_PROVIDED DATA:_
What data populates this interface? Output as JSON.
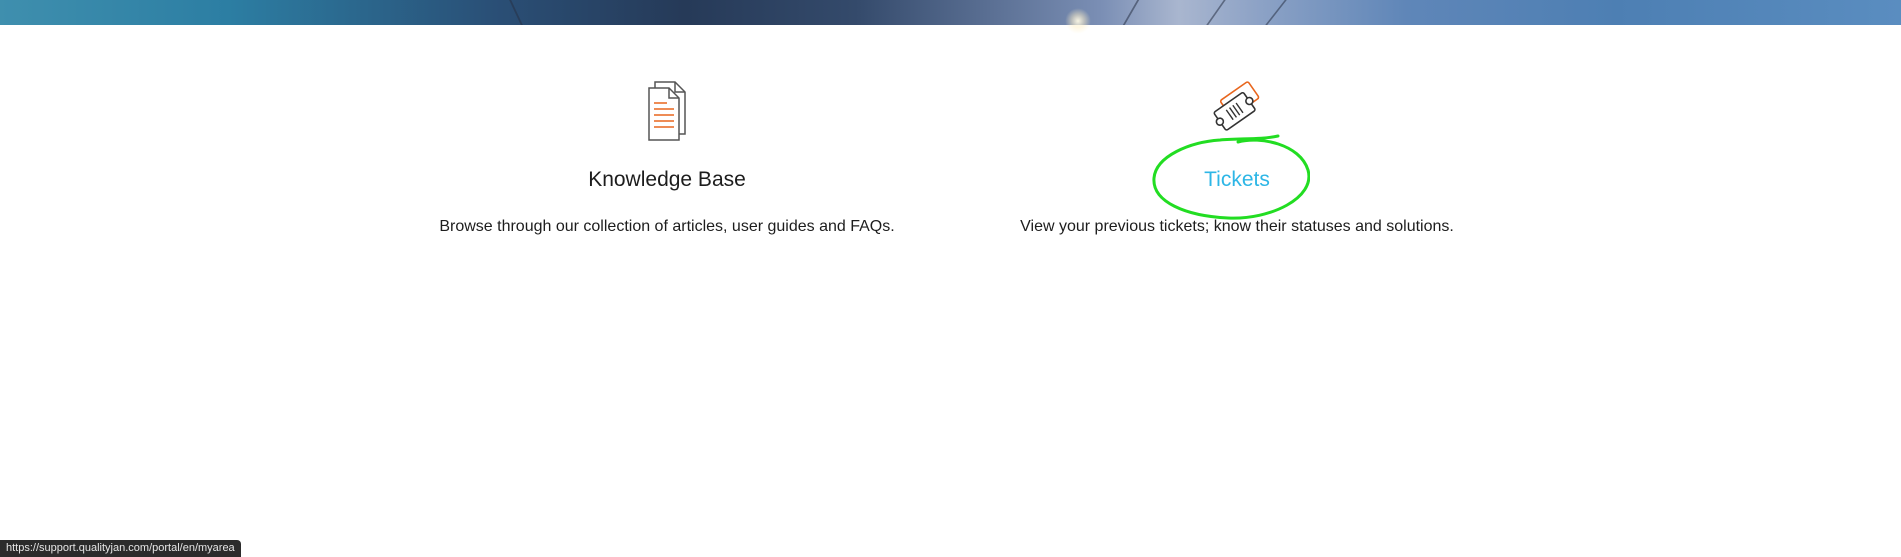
{
  "knowledge_base": {
    "title": "Knowledge Base",
    "description": "Browse through our collection of articles, user guides and FAQs.",
    "icon": "document-stack-icon"
  },
  "tickets": {
    "title": "Tickets",
    "description": "View your previous tickets; know their statuses and solutions.",
    "icon": "ticket-icon",
    "accent_color": "#2db6e6",
    "annotation_color": "#22dd22"
  },
  "status_bar": {
    "url": "https://support.qualityjan.com/portal/en/myarea"
  }
}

_PROBLEM DETAILS:_ Copy each line of the records precisely and drop any images they hold.

_COMPLETE OUTPUT:_
What data populates this interface? Output as JSON.
{
  "knowledge_base": {
    "title": "Knowledge Base",
    "description": "Browse through our collection of articles, user guides and FAQs.",
    "icon": "document-stack-icon"
  },
  "tickets": {
    "title": "Tickets",
    "description": "View your previous tickets; know their statuses and solutions.",
    "icon": "ticket-icon",
    "accent_color": "#2db6e6",
    "annotation_color": "#22dd22"
  },
  "status_bar": {
    "url": "https://support.qualityjan.com/portal/en/myarea"
  }
}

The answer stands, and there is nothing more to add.